THE EXERCISE ->
Every line that holds the string "arcsec" is to be identified and copied.

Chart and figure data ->

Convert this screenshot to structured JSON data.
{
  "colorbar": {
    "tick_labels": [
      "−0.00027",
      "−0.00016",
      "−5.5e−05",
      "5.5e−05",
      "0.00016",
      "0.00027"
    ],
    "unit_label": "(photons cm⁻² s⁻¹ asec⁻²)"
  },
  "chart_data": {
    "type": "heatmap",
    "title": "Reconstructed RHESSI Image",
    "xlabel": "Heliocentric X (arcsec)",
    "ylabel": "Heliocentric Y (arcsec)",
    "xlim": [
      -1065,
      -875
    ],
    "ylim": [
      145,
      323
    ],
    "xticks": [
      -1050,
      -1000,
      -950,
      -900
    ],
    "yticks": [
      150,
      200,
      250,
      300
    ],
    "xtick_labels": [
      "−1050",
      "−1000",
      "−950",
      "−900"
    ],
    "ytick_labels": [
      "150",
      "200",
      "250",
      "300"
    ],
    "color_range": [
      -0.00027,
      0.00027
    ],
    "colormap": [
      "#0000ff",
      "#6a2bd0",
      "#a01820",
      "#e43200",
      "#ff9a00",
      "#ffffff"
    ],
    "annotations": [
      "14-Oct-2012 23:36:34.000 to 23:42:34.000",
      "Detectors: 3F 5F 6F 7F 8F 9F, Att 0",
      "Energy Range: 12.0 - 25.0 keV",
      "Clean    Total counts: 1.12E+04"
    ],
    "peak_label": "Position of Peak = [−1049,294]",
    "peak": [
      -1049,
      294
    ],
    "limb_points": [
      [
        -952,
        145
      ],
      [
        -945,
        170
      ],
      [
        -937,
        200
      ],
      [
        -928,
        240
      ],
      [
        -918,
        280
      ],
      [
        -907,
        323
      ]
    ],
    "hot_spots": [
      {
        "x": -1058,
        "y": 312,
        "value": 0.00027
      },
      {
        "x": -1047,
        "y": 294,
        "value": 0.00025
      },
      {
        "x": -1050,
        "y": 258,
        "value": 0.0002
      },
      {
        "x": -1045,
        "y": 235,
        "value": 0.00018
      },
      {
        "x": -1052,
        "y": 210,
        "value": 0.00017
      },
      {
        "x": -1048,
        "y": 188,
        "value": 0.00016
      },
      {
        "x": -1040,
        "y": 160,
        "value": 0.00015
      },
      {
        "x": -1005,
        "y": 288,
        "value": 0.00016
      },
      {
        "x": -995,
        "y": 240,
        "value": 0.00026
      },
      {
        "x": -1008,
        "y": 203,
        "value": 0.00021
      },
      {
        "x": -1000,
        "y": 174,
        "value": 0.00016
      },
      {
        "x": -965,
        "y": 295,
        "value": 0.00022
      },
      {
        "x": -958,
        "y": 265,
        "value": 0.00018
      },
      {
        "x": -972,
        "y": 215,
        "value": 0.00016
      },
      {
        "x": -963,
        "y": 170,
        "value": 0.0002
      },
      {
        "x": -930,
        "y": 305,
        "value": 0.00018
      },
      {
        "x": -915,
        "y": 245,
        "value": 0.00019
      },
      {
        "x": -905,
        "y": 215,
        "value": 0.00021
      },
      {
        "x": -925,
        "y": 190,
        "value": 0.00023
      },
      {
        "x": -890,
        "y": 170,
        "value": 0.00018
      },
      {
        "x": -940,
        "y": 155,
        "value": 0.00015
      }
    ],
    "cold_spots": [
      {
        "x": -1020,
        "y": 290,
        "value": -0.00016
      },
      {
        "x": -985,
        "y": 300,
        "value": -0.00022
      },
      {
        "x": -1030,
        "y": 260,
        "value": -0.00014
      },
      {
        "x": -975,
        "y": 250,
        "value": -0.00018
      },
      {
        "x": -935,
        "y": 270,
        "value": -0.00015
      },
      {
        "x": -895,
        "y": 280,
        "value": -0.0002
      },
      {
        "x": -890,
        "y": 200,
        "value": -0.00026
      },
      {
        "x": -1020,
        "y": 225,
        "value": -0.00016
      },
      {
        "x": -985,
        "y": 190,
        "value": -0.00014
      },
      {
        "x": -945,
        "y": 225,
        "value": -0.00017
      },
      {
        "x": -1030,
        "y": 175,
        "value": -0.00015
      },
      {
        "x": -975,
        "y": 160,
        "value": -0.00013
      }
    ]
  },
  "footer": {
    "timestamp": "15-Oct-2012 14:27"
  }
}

RESPONSE TO THIS TASK ->
    "xlabel": "Heliocentric X (arcsec)",
    "ylabel": "Heliocentric Y (arcsec)",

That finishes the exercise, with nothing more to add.